[start of Record excerpts]

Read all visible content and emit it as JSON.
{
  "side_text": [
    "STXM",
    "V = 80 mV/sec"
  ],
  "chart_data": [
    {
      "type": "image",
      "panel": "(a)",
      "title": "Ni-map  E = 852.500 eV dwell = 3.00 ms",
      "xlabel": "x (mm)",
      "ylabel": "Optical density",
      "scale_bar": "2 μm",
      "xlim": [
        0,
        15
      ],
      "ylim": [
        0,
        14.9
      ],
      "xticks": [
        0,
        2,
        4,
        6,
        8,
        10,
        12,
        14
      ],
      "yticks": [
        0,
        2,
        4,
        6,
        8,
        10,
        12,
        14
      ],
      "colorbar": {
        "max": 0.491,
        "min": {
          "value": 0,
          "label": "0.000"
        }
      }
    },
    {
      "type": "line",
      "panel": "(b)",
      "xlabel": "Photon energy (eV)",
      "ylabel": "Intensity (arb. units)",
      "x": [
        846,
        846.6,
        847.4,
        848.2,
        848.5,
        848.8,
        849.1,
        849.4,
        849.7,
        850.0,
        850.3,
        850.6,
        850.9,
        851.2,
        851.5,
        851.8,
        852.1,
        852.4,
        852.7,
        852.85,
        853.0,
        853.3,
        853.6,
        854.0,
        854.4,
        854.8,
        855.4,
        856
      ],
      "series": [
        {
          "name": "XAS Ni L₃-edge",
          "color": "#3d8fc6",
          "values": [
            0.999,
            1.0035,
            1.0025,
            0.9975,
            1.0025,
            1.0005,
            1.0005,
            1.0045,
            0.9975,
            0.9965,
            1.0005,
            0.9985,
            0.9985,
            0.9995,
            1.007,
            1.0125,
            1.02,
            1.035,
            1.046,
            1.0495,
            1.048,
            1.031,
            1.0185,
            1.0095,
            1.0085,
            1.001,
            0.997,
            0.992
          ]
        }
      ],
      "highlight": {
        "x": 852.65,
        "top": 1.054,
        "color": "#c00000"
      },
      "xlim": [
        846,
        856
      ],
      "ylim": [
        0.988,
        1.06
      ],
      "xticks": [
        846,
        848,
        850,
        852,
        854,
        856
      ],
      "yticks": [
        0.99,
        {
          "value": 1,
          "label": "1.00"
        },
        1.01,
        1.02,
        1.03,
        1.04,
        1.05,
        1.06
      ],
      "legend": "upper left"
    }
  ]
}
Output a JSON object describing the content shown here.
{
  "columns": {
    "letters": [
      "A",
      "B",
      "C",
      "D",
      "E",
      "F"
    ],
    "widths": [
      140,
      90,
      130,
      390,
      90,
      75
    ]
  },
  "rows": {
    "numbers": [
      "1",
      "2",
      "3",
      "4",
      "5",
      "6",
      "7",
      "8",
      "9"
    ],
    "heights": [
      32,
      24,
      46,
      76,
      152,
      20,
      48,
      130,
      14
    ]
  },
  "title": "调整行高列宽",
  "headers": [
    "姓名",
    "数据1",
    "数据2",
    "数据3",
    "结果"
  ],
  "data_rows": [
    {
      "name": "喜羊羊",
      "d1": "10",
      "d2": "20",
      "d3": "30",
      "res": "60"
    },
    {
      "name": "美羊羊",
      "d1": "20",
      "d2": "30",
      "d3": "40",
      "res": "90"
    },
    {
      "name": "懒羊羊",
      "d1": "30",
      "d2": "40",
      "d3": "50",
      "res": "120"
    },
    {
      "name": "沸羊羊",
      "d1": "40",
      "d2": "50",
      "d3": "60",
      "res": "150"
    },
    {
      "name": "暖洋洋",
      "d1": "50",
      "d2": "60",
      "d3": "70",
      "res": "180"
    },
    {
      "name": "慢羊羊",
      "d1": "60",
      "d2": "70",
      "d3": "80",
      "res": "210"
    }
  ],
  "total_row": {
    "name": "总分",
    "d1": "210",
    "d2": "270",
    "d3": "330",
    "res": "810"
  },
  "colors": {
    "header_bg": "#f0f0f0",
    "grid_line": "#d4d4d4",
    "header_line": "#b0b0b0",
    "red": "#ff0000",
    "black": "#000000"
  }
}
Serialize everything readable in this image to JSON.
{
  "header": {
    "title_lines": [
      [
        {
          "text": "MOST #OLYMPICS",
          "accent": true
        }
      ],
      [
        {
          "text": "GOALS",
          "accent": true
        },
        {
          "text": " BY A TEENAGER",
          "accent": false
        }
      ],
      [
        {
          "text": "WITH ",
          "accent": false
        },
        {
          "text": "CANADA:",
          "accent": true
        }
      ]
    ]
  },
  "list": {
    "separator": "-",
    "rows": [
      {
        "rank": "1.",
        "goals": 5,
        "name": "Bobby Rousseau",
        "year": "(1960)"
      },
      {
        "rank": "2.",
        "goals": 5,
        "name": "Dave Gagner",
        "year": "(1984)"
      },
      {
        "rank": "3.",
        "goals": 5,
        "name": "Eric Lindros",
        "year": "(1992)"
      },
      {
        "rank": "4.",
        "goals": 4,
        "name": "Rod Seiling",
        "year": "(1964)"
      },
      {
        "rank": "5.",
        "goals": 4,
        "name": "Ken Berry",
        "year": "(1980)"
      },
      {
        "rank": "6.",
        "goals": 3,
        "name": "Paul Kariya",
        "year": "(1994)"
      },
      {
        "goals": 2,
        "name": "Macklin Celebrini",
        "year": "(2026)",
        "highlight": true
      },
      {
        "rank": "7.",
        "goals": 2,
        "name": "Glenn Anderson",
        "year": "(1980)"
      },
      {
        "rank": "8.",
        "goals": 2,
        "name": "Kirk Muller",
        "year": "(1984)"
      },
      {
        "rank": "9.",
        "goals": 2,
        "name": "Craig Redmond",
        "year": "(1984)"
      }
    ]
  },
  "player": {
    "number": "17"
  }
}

[end of Record excerpts]

What the task requires
Write out the entries in full, exactly as given.

Response
Read all visible content and emit it as JSON.
{
  "side_text": [
    "STXM",
    "V = 80 mV/sec"
  ],
  "chart_data": [
    {
      "type": "image",
      "panel": "(a)",
      "title": "Ni-map  E = 852.500 eV dwell = 3.00 ms",
      "xlabel": "x (mm)",
      "ylabel": "Optical density",
      "scale_bar": "2 μm",
      "xlim": [
        0,
        15
      ],
      "ylim": [
        0,
        14.9
      ],
      "xticks": [
        0,
        2,
        4,
        6,
        8,
        10,
        12,
        14
      ],
      "yticks": [
        0,
        2,
        4,
        6,
        8,
        10,
        12,
        14
      ],
      "colorbar": {
        "max": 0.491,
        "min": {
          "value": 0,
          "label": "0.000"
        }
      }
    },
    {
      "type": "line",
      "panel": "(b)",
      "xlabel": "Photon energy (eV)",
      "ylabel": "Intensity (arb. units)",
      "x": [
        846,
        846.6,
        847.4,
        848.2,
        848.5,
        848.8,
        849.1,
        849.4,
        849.7,
        850.0,
        850.3,
        850.6,
        850.9,
        851.2,
        851.5,
        851.8,
        852.1,
        852.4,
        852.7,
        852.85,
        853.0,
        853.3,
        853.6,
        854.0,
        854.4,
        854.8,
        855.4,
        856
      ],
      "series": [
        {
          "name": "XAS Ni L₃-edge",
          "color": "#3d8fc6",
          "values": [
            0.999,
            1.0035,
            1.0025,
            0.9975,
            1.0025,
            1.0005,
            1.0005,
            1.0045,
            0.9975,
            0.9965,
            1.0005,
            0.9985,
            0.9985,
            0.9995,
            1.007,
            1.0125,
            1.02,
            1.035,
            1.046,
            1.0495,
            1.048,
            1.031,
            1.0185,
            1.0095,
            1.0085,
            1.001,
            0.997,
            0.992
          ]
        }
      ],
      "highlight": {
        "x": 852.65,
        "top": 1.054,
        "color": "#c00000"
      },
      "xlim": [
        846,
        856
      ],
      "ylim": [
        0.988,
        1.06
      ],
      "xticks": [
        846,
        848,
        850,
        852,
        854,
        856
      ],
      "yticks": [
        0.99,
        {
          "value": 1,
          "label": "1.00"
        },
        1.01,
        1.02,
        1.03,
        1.04,
        1.05,
        1.06
      ],
      "legend": "upper left"
    }
  ]
}
Output a JSON object describing the content shown here.
{
  "columns": {
    "letters": [
      "A",
      "B",
      "C",
      "D",
      "E",
      "F"
    ],
    "widths": [
      140,
      90,
      130,
      390,
      90,
      75
    ]
  },
  "rows": {
    "numbers": [
      "1",
      "2",
      "3",
      "4",
      "5",
      "6",
      "7",
      "8",
      "9"
    ],
    "heights": [
      32,
      24,
      46,
      76,
      152,
      20,
      48,
      130,
      14
    ]
  },
  "title": "调整行高列宽",
  "headers": [
    "姓名",
    "数据1",
    "数据2",
    "数据3",
    "结果"
  ],
  "data_rows": [
    {
      "name": "喜羊羊",
      "d1": "10",
      "d2": "20",
      "d3": "30",
      "res": "60"
    },
    {
      "name": "美羊羊",
      "d1": "20",
      "d2": "30",
      "d3": "40",
      "res": "90"
    },
    {
      "name": "懒羊羊",
      "d1": "30",
      "d2": "40",
      "d3": "50",
      "res": "120"
    },
    {
      "name": "沸羊羊",
      "d1": "40",
      "d2": "50",
      "d3": "60",
      "res": "150"
    },
    {
      "name": "暖洋洋",
      "d1": "50",
      "d2": "60",
      "d3": "70",
      "res": "180"
    },
    {
      "name": "慢羊羊",
      "d1": "60",
      "d2": "70",
      "d3": "80",
      "res": "210"
    }
  ],
  "total_row": {
    "name": "总分",
    "d1": "210",
    "d2": "270",
    "d3": "330",
    "res": "810"
  },
  "colors": {
    "header_bg": "#f0f0f0",
    "grid_line": "#d4d4d4",
    "header_line": "#b0b0b0",
    "red": "#ff0000",
    "black": "#000000"
  }
}
Serialize everything readable in this image to JSON.
{
  "header": {
    "title_lines": [
      [
        {
          "text": "MOST #OLYMPICS",
          "accent": true
        }
      ],
      [
        {
          "text": "GOALS",
          "accent": true
        },
        {
          "text": " BY A TEENAGER",
          "accent": false
        }
      ],
      [
        {
          "text": "WITH ",
          "accent": false
        },
        {
          "text": "CANADA:",
          "accent": true
        }
      ]
    ]
  },
  "list": {
    "separator": "-",
    "rows": [
      {
        "rank": "1.",
        "goals": 5,
        "name": "Bobby Rousseau",
        "year": "(1960)"
      },
      {
        "rank": "2.",
        "goals": 5,
        "name": "Dave Gagner",
        "year": "(1984)"
      },
      {
        "rank": "3.",
        "goals": 5,
        "name": "Eric Lindros",
        "year": "(1992)"
      },
      {
        "rank": "4.",
        "goals": 4,
        "name": "Rod Seiling",
        "year": "(1964)"
      },
      {
        "rank": "5.",
        "goals": 4,
        "name": "Ken Berry",
        "year": "(1980)"
      },
      {
        "rank": "6.",
        "goals": 3,
        "name": "Paul Kariya",
        "year": "(1994)"
      },
      {
        "goals": 2,
        "name": "Macklin Celebrini",
        "year": "(2026)",
        "highlight": true
      },
      {
        "rank": "7.",
        "goals": 2,
        "name": "Glenn Anderson",
        "year": "(1980)"
      },
      {
        "rank": "8.",
        "goals": 2,
        "name": "Kirk Muller",
        "year": "(1984)"
      },
      {
        "rank": "9.",
        "goals": 2,
        "name": "Craig Redmond",
        "year": "(1984)"
      }
    ]
  },
  "player": {
    "number": "17"
  }
}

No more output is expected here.